>> BEGIN MATERIAL FOR THE TASK
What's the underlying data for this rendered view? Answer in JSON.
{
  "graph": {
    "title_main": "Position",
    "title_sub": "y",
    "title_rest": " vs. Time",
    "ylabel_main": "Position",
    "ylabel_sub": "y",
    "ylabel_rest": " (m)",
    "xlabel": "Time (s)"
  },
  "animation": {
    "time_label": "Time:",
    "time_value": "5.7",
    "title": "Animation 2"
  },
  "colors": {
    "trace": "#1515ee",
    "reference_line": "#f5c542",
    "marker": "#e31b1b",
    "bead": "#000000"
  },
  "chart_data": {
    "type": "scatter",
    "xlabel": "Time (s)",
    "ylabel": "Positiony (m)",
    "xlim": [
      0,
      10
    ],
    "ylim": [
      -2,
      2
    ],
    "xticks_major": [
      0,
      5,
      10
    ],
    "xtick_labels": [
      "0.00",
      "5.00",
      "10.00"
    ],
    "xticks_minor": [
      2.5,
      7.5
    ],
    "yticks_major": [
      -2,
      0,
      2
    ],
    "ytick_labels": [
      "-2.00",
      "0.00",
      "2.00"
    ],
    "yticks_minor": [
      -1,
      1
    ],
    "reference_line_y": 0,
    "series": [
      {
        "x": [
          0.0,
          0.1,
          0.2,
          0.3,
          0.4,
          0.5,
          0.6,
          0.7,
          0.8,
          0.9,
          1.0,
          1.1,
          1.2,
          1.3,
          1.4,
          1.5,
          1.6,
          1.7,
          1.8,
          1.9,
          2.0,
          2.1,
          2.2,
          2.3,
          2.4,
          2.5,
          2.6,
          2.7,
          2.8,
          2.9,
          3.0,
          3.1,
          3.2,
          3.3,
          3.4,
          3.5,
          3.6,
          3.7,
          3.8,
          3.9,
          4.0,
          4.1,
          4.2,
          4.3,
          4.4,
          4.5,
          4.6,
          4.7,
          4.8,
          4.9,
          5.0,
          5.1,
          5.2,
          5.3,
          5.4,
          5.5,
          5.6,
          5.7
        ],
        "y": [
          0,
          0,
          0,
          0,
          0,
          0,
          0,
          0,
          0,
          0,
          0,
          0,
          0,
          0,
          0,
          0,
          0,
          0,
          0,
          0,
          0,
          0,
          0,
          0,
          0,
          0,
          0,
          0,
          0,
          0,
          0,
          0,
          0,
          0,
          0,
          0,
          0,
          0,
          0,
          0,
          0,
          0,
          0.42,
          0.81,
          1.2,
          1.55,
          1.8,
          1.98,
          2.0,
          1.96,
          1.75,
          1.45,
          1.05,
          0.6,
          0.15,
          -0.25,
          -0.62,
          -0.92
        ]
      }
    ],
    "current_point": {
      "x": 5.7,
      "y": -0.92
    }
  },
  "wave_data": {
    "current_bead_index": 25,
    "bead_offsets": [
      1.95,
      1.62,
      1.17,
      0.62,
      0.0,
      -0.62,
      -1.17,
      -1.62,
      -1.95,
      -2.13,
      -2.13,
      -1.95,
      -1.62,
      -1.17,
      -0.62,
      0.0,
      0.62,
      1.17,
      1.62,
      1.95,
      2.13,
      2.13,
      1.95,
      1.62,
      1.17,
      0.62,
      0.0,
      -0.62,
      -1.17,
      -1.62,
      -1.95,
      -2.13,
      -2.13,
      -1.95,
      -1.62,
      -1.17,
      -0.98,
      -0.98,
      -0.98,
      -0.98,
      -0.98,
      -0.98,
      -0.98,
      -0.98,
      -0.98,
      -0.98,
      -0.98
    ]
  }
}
>> END MATERIAL FOR THE TASK
WHAT THE TASK REQUIRES: Write out every entry verbatim.

RESULT FOR THIS TASK:
What's the underlying data for this rendered view? Answer in JSON.
{
  "graph": {
    "title_main": "Position",
    "title_sub": "y",
    "title_rest": " vs. Time",
    "ylabel_main": "Position",
    "ylabel_sub": "y",
    "ylabel_rest": " (m)",
    "xlabel": "Time (s)"
  },
  "animation": {
    "time_label": "Time:",
    "time_value": "5.7",
    "title": "Animation 2"
  },
  "colors": {
    "trace": "#1515ee",
    "reference_line": "#f5c542",
    "marker": "#e31b1b",
    "bead": "#000000"
  },
  "chart_data": {
    "type": "scatter",
    "xlabel": "Time (s)",
    "ylabel": "Positiony (m)",
    "xlim": [
      0,
      10
    ],
    "ylim": [
      -2,
      2
    ],
    "xticks_major": [
      0,
      5,
      10
    ],
    "xtick_labels": [
      "0.00",
      "5.00",
      "10.00"
    ],
    "xticks_minor": [
      2.5,
      7.5
    ],
    "yticks_major": [
      -2,
      0,
      2
    ],
    "ytick_labels": [
      "-2.00",
      "0.00",
      "2.00"
    ],
    "yticks_minor": [
      -1,
      1
    ],
    "reference_line_y": 0,
    "series": [
      {
        "x": [
          0.0,
          0.1,
          0.2,
          0.3,
          0.4,
          0.5,
          0.6,
          0.7,
          0.8,
          0.9,
          1.0,
          1.1,
          1.2,
          1.3,
          1.4,
          1.5,
          1.6,
          1.7,
          1.8,
          1.9,
          2.0,
          2.1,
          2.2,
          2.3,
          2.4,
          2.5,
          2.6,
          2.7,
          2.8,
          2.9,
          3.0,
          3.1,
          3.2,
          3.3,
          3.4,
          3.5,
          3.6,
          3.7,
          3.8,
          3.9,
          4.0,
          4.1,
          4.2,
          4.3,
          4.4,
          4.5,
          4.6,
          4.7,
          4.8,
          4.9,
          5.0,
          5.1,
          5.2,
          5.3,
          5.4,
          5.5,
          5.6,
          5.7
        ],
        "y": [
          0,
          0,
          0,
          0,
          0,
          0,
          0,
          0,
          0,
          0,
          0,
          0,
          0,
          0,
          0,
          0,
          0,
          0,
          0,
          0,
          0,
          0,
          0,
          0,
          0,
          0,
          0,
          0,
          0,
          0,
          0,
          0,
          0,
          0,
          0,
          0,
          0,
          0,
          0,
          0,
          0,
          0,
          0.42,
          0.81,
          1.2,
          1.55,
          1.8,
          1.98,
          2.0,
          1.96,
          1.75,
          1.45,
          1.05,
          0.6,
          0.15,
          -0.25,
          -0.62,
          -0.92
        ]
      }
    ],
    "current_point": {
      "x": 5.7,
      "y": -0.92
    }
  },
  "wave_data": {
    "current_bead_index": 25,
    "bead_offsets": [
      1.95,
      1.62,
      1.17,
      0.62,
      0.0,
      -0.62,
      -1.17,
      -1.62,
      -1.95,
      -2.13,
      -2.13,
      -1.95,
      -1.62,
      -1.17,
      -0.62,
      0.0,
      0.62,
      1.17,
      1.62,
      1.95,
      2.13,
      2.13,
      1.95,
      1.62,
      1.17,
      0.62,
      0.0,
      -0.62,
      -1.17,
      -1.62,
      -1.95,
      -2.13,
      -2.13,
      -1.95,
      -1.62,
      -1.17,
      -0.98,
      -0.98,
      -0.98,
      -0.98,
      -0.98,
      -0.98,
      -0.98,
      -0.98,
      -0.98,
      -0.98,
      -0.98
    ]
  }
}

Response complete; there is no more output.